-- BEGIN DATA RECORDS --

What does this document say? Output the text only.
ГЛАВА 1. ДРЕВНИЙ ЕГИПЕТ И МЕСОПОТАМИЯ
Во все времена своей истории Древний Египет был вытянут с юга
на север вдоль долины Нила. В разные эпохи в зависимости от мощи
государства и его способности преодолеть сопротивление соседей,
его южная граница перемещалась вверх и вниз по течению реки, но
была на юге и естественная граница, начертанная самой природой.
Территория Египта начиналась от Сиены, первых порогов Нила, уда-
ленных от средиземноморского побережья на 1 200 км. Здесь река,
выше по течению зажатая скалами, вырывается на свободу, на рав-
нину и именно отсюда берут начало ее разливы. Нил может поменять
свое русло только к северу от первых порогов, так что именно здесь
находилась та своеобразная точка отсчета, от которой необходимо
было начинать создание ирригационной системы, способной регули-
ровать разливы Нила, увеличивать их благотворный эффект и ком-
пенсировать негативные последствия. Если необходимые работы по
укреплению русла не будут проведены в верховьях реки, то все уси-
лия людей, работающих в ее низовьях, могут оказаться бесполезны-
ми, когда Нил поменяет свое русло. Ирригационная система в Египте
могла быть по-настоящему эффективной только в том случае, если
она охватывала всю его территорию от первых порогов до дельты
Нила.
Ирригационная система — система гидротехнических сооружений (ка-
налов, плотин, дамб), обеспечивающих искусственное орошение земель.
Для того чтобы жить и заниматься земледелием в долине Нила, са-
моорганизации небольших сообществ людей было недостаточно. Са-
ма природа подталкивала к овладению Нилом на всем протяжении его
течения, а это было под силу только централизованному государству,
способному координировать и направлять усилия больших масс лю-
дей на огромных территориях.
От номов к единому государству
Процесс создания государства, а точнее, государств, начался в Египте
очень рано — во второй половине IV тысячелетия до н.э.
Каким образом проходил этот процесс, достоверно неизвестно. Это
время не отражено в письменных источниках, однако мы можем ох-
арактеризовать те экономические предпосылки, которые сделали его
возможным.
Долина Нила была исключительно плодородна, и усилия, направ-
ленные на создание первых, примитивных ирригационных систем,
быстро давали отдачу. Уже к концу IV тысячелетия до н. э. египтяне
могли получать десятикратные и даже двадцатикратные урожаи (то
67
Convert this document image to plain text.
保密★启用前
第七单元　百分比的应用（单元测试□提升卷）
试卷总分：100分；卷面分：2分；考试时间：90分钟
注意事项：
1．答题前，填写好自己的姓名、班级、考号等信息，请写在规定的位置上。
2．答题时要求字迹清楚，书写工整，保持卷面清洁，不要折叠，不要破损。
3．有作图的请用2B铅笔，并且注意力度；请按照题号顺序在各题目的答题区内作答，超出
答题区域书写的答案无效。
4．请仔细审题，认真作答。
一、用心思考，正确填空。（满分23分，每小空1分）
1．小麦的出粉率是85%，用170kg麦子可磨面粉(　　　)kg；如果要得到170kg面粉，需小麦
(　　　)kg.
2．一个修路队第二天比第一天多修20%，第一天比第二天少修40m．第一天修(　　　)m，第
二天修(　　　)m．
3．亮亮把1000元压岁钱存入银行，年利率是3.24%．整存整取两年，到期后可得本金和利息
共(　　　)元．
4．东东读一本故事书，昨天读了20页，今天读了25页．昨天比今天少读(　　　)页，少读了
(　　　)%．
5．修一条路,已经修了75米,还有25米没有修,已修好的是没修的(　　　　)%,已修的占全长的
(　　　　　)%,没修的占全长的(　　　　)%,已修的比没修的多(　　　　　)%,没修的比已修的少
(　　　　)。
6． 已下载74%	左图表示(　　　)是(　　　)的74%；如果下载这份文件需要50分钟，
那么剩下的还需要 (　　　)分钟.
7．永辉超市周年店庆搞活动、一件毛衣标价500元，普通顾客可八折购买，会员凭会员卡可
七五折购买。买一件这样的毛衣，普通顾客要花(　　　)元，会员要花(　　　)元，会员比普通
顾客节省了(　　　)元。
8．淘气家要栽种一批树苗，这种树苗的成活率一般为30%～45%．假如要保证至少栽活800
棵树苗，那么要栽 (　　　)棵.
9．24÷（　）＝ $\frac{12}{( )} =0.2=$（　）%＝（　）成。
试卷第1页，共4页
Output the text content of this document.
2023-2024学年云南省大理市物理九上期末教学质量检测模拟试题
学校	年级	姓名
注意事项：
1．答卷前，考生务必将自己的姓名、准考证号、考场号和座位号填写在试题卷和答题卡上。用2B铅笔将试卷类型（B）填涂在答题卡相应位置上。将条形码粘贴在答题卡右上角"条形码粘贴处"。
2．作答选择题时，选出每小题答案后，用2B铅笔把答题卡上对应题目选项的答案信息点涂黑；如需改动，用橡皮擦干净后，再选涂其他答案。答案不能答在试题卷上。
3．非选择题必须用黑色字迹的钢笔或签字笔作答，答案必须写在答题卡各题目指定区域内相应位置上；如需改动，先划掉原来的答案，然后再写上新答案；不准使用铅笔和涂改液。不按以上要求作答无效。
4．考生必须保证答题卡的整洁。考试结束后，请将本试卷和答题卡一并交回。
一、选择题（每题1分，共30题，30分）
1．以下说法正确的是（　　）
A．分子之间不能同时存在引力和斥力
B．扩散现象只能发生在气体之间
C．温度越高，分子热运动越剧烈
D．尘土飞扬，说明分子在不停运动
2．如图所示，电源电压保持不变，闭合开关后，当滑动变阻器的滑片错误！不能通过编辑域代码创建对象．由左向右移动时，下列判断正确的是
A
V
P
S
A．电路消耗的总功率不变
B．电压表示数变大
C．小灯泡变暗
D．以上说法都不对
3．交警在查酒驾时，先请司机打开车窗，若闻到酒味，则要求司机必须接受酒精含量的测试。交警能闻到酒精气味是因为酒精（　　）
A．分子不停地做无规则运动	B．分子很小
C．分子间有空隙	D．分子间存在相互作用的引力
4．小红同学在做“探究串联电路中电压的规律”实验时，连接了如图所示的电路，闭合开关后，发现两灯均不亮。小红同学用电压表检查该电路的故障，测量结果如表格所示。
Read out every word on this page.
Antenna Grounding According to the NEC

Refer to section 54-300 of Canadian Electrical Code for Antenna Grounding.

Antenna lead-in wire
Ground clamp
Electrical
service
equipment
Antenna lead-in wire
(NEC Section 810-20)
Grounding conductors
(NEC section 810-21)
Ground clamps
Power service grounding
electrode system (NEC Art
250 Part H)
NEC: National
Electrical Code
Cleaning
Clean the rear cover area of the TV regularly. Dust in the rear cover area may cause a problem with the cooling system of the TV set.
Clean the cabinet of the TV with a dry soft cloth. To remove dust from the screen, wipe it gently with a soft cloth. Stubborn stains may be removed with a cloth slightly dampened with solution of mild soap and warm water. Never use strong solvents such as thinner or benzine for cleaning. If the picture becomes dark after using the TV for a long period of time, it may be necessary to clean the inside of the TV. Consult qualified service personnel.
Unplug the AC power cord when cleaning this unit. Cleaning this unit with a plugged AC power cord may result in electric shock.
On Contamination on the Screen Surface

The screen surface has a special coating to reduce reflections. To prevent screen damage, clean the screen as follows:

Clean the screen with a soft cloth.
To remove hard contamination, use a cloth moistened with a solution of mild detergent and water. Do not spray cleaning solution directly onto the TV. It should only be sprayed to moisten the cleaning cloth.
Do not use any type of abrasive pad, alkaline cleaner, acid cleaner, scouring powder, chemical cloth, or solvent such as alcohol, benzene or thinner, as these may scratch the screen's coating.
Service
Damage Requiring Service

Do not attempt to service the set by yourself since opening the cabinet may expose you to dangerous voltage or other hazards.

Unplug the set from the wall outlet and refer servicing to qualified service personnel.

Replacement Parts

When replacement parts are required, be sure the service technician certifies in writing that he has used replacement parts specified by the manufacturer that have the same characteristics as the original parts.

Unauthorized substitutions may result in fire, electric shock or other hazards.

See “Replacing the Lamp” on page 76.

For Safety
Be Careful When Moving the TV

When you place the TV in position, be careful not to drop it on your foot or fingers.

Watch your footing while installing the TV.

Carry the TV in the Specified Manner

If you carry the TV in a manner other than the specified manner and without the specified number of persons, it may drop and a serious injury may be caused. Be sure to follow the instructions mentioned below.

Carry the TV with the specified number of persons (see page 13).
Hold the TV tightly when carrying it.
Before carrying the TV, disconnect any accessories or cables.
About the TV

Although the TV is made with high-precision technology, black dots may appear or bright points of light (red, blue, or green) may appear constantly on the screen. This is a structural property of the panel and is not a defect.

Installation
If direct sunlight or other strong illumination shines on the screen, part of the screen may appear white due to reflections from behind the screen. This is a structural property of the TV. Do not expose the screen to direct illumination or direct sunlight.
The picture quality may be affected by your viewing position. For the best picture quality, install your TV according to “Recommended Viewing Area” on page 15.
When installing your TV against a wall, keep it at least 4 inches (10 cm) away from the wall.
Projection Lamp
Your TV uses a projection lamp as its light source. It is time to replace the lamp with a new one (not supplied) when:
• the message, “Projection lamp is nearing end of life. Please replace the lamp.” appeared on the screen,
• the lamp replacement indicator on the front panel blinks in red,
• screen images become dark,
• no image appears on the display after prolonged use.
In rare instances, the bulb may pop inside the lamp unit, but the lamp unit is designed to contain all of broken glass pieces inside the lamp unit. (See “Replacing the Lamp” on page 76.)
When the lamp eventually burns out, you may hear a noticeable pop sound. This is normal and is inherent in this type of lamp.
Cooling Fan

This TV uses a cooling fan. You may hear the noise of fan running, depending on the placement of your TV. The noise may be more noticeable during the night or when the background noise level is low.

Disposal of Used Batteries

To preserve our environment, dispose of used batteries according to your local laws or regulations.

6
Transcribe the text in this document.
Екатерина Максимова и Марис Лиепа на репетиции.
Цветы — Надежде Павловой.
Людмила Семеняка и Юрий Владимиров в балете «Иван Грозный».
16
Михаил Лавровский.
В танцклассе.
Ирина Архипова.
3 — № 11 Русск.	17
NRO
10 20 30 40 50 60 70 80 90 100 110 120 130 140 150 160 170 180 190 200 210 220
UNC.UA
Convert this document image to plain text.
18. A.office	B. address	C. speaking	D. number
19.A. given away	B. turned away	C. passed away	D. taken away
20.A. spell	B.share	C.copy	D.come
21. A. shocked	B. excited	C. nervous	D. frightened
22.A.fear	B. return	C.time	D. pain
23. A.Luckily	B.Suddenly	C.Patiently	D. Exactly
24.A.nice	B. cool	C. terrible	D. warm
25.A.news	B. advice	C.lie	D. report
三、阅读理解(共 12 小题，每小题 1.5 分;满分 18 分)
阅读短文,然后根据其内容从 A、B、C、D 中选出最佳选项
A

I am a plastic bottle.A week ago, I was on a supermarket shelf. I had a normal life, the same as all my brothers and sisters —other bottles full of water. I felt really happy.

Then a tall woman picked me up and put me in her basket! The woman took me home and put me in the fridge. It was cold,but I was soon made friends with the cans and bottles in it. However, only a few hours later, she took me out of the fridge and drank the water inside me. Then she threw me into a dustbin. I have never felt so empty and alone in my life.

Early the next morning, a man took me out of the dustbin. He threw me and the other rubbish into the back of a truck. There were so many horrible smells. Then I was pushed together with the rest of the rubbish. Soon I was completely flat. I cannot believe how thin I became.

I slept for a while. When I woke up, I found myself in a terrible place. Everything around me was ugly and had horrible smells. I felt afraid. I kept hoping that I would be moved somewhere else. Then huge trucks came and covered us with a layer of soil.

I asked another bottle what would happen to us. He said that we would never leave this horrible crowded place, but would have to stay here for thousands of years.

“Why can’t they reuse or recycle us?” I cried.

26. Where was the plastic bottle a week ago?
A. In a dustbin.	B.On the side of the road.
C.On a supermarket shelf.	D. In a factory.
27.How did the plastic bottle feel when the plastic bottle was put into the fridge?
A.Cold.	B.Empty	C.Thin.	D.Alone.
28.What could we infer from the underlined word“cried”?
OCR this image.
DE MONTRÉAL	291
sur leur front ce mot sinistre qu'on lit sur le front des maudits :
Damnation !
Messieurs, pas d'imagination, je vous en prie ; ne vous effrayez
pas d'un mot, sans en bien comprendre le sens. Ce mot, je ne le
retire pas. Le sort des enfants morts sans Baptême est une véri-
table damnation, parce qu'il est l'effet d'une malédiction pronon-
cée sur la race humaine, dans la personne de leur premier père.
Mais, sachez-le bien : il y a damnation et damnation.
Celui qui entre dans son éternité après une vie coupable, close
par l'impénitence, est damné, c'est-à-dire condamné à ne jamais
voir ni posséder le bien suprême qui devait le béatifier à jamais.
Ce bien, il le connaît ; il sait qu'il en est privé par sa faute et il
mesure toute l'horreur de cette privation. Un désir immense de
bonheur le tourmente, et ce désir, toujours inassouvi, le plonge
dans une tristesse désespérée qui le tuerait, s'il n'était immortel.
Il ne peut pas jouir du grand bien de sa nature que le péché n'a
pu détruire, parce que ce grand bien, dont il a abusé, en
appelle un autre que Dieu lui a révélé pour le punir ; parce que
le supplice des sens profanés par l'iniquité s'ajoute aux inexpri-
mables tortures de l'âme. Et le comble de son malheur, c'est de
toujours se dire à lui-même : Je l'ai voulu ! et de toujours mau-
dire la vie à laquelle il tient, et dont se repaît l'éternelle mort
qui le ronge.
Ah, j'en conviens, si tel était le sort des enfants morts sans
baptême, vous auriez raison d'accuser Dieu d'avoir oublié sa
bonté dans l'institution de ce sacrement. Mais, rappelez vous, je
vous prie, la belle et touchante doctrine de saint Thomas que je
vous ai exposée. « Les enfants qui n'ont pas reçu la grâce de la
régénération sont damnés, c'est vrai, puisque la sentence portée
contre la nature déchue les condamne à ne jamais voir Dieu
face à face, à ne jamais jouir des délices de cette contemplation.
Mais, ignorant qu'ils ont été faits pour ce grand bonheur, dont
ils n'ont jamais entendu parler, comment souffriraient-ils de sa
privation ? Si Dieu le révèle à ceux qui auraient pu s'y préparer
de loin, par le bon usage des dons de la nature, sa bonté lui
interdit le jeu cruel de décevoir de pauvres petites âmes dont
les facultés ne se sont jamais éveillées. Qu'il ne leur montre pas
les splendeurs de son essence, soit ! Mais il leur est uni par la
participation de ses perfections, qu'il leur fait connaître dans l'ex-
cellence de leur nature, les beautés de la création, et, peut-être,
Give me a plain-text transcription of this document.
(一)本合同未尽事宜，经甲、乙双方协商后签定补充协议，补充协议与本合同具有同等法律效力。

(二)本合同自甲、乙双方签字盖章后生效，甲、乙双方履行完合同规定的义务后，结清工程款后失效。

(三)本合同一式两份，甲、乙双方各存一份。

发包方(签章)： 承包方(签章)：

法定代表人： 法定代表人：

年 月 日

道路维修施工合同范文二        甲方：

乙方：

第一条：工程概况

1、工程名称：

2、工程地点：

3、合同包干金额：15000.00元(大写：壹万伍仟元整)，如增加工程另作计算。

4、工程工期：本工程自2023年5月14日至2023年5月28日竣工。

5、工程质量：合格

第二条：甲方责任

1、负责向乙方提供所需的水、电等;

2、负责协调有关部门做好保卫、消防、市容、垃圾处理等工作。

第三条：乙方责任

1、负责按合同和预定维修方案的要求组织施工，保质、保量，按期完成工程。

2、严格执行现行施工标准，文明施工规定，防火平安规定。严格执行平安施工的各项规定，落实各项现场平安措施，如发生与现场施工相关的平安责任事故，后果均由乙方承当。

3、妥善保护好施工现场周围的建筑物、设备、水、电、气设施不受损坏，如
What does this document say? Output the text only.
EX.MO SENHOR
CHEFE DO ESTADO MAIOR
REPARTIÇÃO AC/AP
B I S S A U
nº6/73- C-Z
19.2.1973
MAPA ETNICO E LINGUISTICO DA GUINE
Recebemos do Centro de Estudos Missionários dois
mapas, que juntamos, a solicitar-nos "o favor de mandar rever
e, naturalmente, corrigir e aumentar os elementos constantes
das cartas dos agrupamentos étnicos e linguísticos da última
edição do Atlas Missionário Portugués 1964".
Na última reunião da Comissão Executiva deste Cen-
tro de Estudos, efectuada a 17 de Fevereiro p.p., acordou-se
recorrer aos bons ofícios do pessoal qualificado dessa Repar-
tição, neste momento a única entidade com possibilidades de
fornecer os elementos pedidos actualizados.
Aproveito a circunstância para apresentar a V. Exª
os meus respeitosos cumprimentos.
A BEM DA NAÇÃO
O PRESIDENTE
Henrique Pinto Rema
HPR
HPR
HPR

-- END DATA RECORDS --

WORK TO BE COMPLETED ▸
Find the count of lines in the data above where the string "людей" occurs. Provide that number alone.

ANSWER TO THE EXERCISE ▸
2